[Data entries]
= = = =
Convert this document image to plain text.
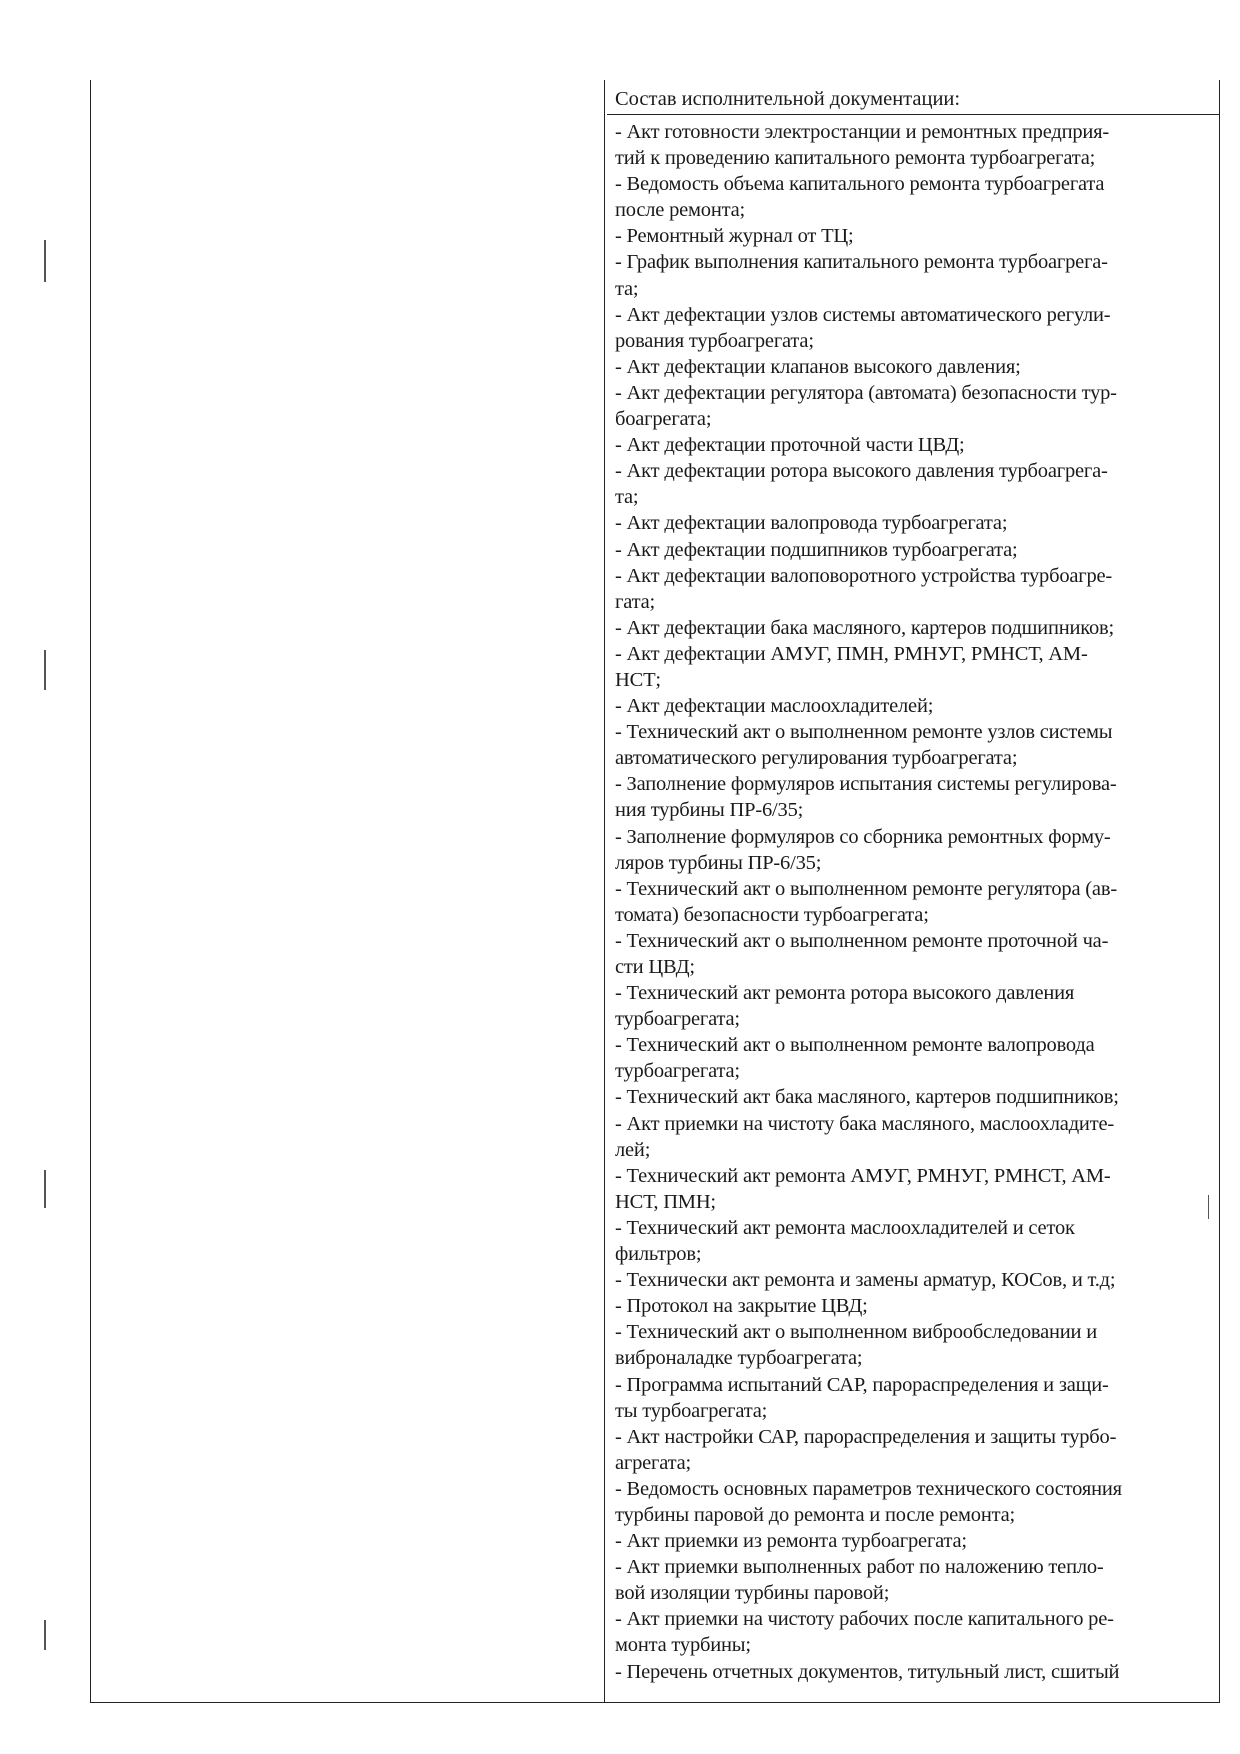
Состав исполнительной документации:
- Акт готовности электростанции и ремонтных предприя-
тий к проведению капитального ремонта турбоагрегата;
- Ведомость объема капитального ремонта турбоагрегата
после ремонта;
- Ремонтный журнал от ТЦ;
- График выполнения капитального ремонта турбоагрега-
та;
- Акт дефектации узлов системы автоматического регули-
рования турбоагрегата;
- Акт дефектации клапанов высокого давления;
- Акт дефектации регулятора (автомата) безопасности тур-
боагрегата;
- Акт дефектации проточной части ЦВД;
- Акт дефектации ротора высокого давления турбоагрега-
та;
- Акт дефектации валопровода турбоагрегата;
- Акт дефектации подшипников турбоагрегата;
- Акт дефектации валоповоротного устройства турбоагре-
гата;
- Акт дефектации бака масляного, картеров подшипников;
- Акт дефектации АМУГ, ПМН, РМНУГ, РМНСТ, АМ-
НСТ;
- Акт дефектации маслоохладителей;
- Технический акт о выполненном ремонте узлов системы
автоматического регулирования турбоагрегата;
- Заполнение формуляров испытания системы регулирова-
ния турбины ПР-6/35;
- Заполнение формуляров со сборника ремонтных форму-
ляров турбины ПР-6/35;
- Технический акт о выполненном ремонте регулятора (ав-
томата) безопасности турбоагрегата;
- Технический акт о выполненном ремонте проточной ча-
сти ЦВД;
- Технический акт ремонта ротора высокого давления
турбоагрегата;
- Технический акт о выполненном ремонте валопровода
турбоагрегата;
- Технический акт бака масляного, картеров подшипников;
- Акт приемки на чистоту бака масляного, маслоохладите-
лей;
- Технический акт ремонта АМУГ, РМНУГ, РМНСТ, АМ-
НСТ, ПМН;
- Технический акт ремонта маслоохладителей и сеток
фильтров;
- Технически акт ремонта и замены арматур, КОСов, и т.д;
- Протокол на закрытие ЦВД;
- Технический акт о выполненном виброобследовании и
вибронaладке турбоагрегата;
- Программа испытаний САР, парораспределения и защи-
ты турбоагрегата;
- Акт настройки САР, парораспределения и защиты турбо-
агрегата;
- Ведомость основных параметров технического состояния
турбины паровой до ремонта и после ремонта;
- Акт приемки из ремонта турбоагрегата;
- Акт приемки выполненных работ по наложению тепло-
вой изоляции турбины паровой;
- Акт приемки на чистоту рабочих после капитального ре-
монта турбины;
- Перечень отчетных документов, титульный лист, сшитый
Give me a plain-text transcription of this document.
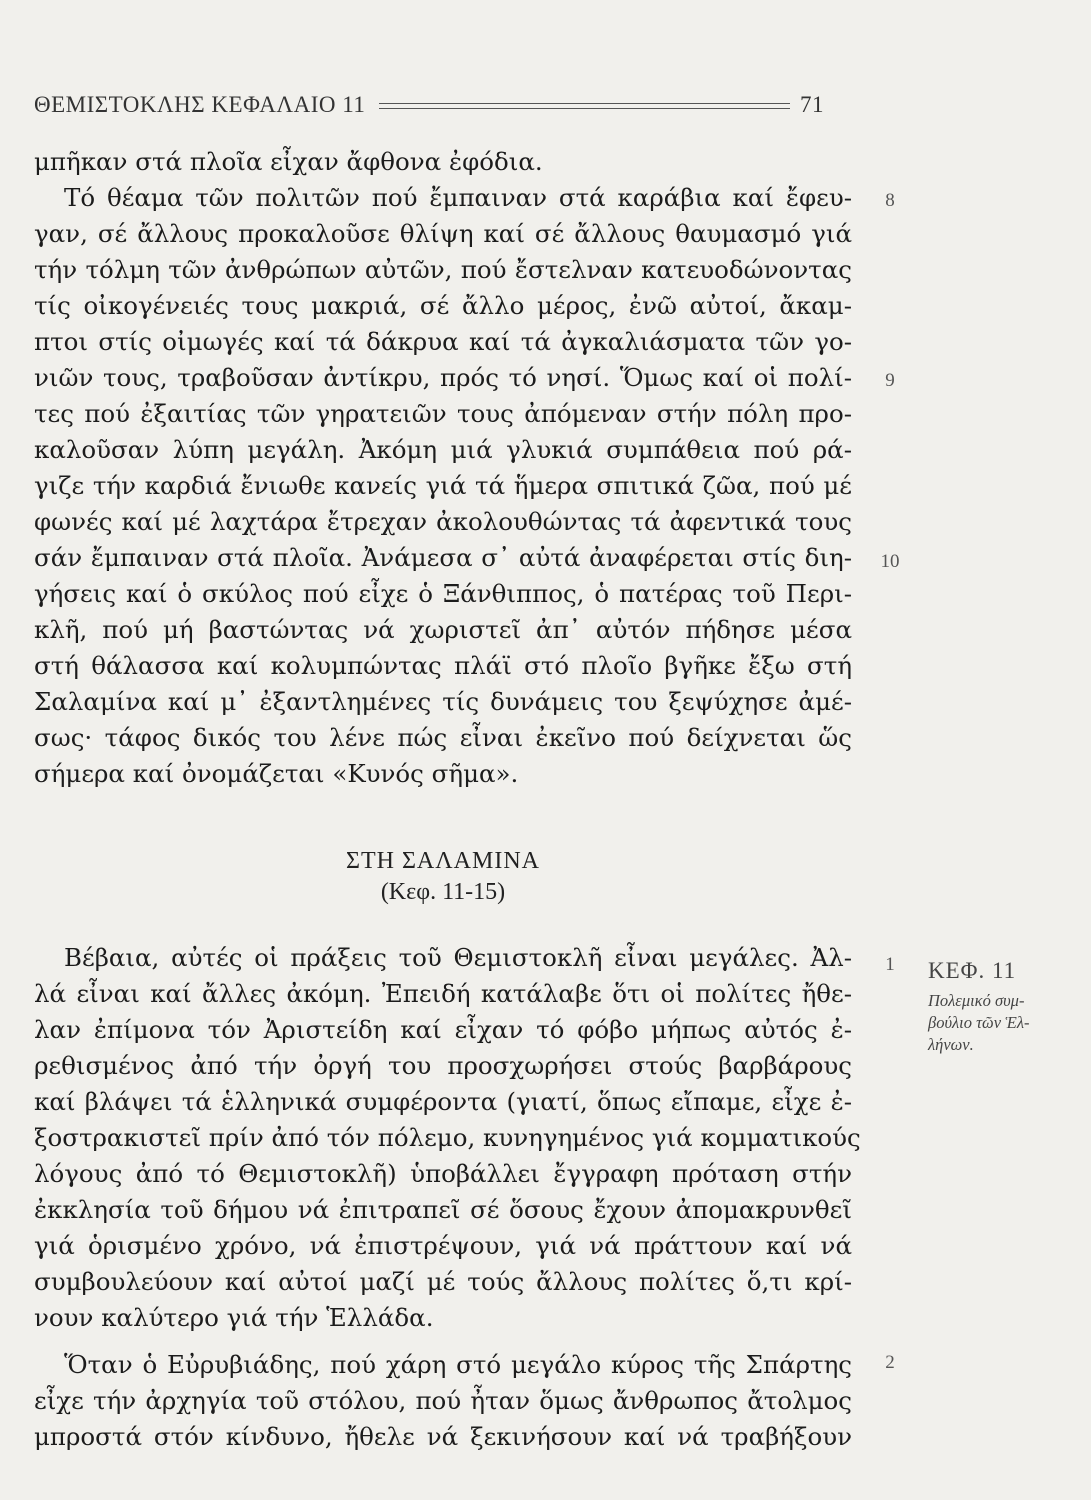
ΘΕΜΙΣΤΟΚΛΗΣ ΚΕΦΑΛΑΙΟ 11	71
μπῆκαν στά πλοῖα εἶχαν ἄφθονα ἐφόδια.
Τό θέαμα τῶν πολιτῶν πού ἔμπαιναν στά καράβια καί ἔφευ-
γαν, σέ ἄλλους προκαλοῦσε θλίψη καί σέ ἄλλους θαυμασμό γιά
τήν τόλμη τῶν ἀνθρώπων αὐτῶν, πού ἔστελναν κατευοδώνοντας
τίς οἰκογένειές τους μακριά, σέ ἄλλο μέρος, ἐνῶ αὐτοί, ἄκαμ-
πτοι στίς οἰμωγές καί τά δάκρυα καί τά ἀγκαλιάσματα τῶν γο-
νιῶν τους, τραβοῦσαν ἀντίκρυ, πρός τό νησί. Ὅμως καί οἱ πολί-
τες πού ἐξαιτίας τῶν γηρατειῶν τους ἀπόμεναν στήν πόλη προ-
καλοῦσαν λύπη μεγάλη. Ἀκόμη μιά γλυκιά συμπάθεια πού ρά-
γιζε τήν καρδιά ἔνιωθε κανείς γιά τά ἥμερα σπιτικά ζῶα, πού μέ
φωνές καί μέ λαχτάρα ἔτρεχαν ἀκολουθώντας τά ἀφεντικά τους
σάν ἔμπαιναν στά πλοῖα. Ἀνάμεσα σ᾽ αὐτά ἀναφέρεται στίς διη-
γήσεις καί ὁ σκύλος πού εἶχε ὁ Ξάνθιππος, ὁ πατέρας τοῦ Περι-
κλῆ, πού μή βαστώντας νά χωριστεῖ ἀπ᾽ αὐτόν πήδησε μέσα
στή θάλασσα καί κολυμπώντας πλάϊ στό πλοῖο βγῆκε ἔξω στή
Σαλαμίνα καί μ᾽ ἐξαντλημένες τίς δυνάμεις του ξεψύχησε ἀμέ-
σως· τάφος δικός του λένε πώς εἶναι ἐκεῖνο πού δείχνεται ὥς
σήμερα καί ὀνομάζεται «Κυνός σῆμα».
ΣΤΗ ΣΑΛΑΜΙΝΑ
(Κεφ. 11-15)
Βέβαια, αὐτές οἱ πράξεις τοῦ Θεμιστοκλῆ εἶναι μεγάλες. Ἀλ-
λά εἶναι καί ἄλλες ἀκόμη. Ἐπειδή κατάλαβε ὅτι οἱ πολίτες ἤθε-
λαν ἐπίμονα τόν Ἀριστείδη καί εἶχαν τό φόβο μήπως αὐτός ἐ-
ρεθισμένος ἀπό τήν ὀργή του προσχωρήσει στούς βαρβάρους
καί βλάψει τά ἑλληνικά συμφέροντα (γιατί, ὅπως εἴπαμε, εἶχε ἐ-
ξοστρακιστεῖ πρίν ἀπό τόν πόλεμο, κυνηγημένος γιά κομματικούς
λόγους ἀπό τό Θεμιστοκλῆ) ὑποβάλλει ἔγγραφη πρόταση στήν
ἐκκλησία τοῦ δήμου νά ἐπιτραπεῖ σέ ὅσους ἔχουν ἀπομακρυνθεῖ
γιά ὁρισμένο χρόνο, νά ἐπιστρέψουν, γιά νά πράττουν καί νά
συμβουλεύουν καί αὐτοί μαζί μέ τούς ἄλλους πολίτες ὅ,τι κρί-
νουν καλύτερο γιά τήν Ἑλλάδα.
Ὅταν ὁ Εὐρυβιάδης, πού χάρη στό μεγάλο κύρος τῆς Σπάρτης
εἶχε τήν ἀρχηγία τοῦ στόλου, πού ἦταν ὅμως ἄνθρωπος ἄτολμος
μπροστά στόν κίνδυνο, ἤθελε νά ξεκινήσουν καί νά τραβήξουν
8
9
10
1
2
ΚΕΦ. 11
Πολεμικό συμ-
βούλιο τῶν Ἑλ-
λήνων.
= = = =
Aim of the exercise: Report how many lines include the word "маслоохладителей". Give nothing but the number.

Exercise solution: 2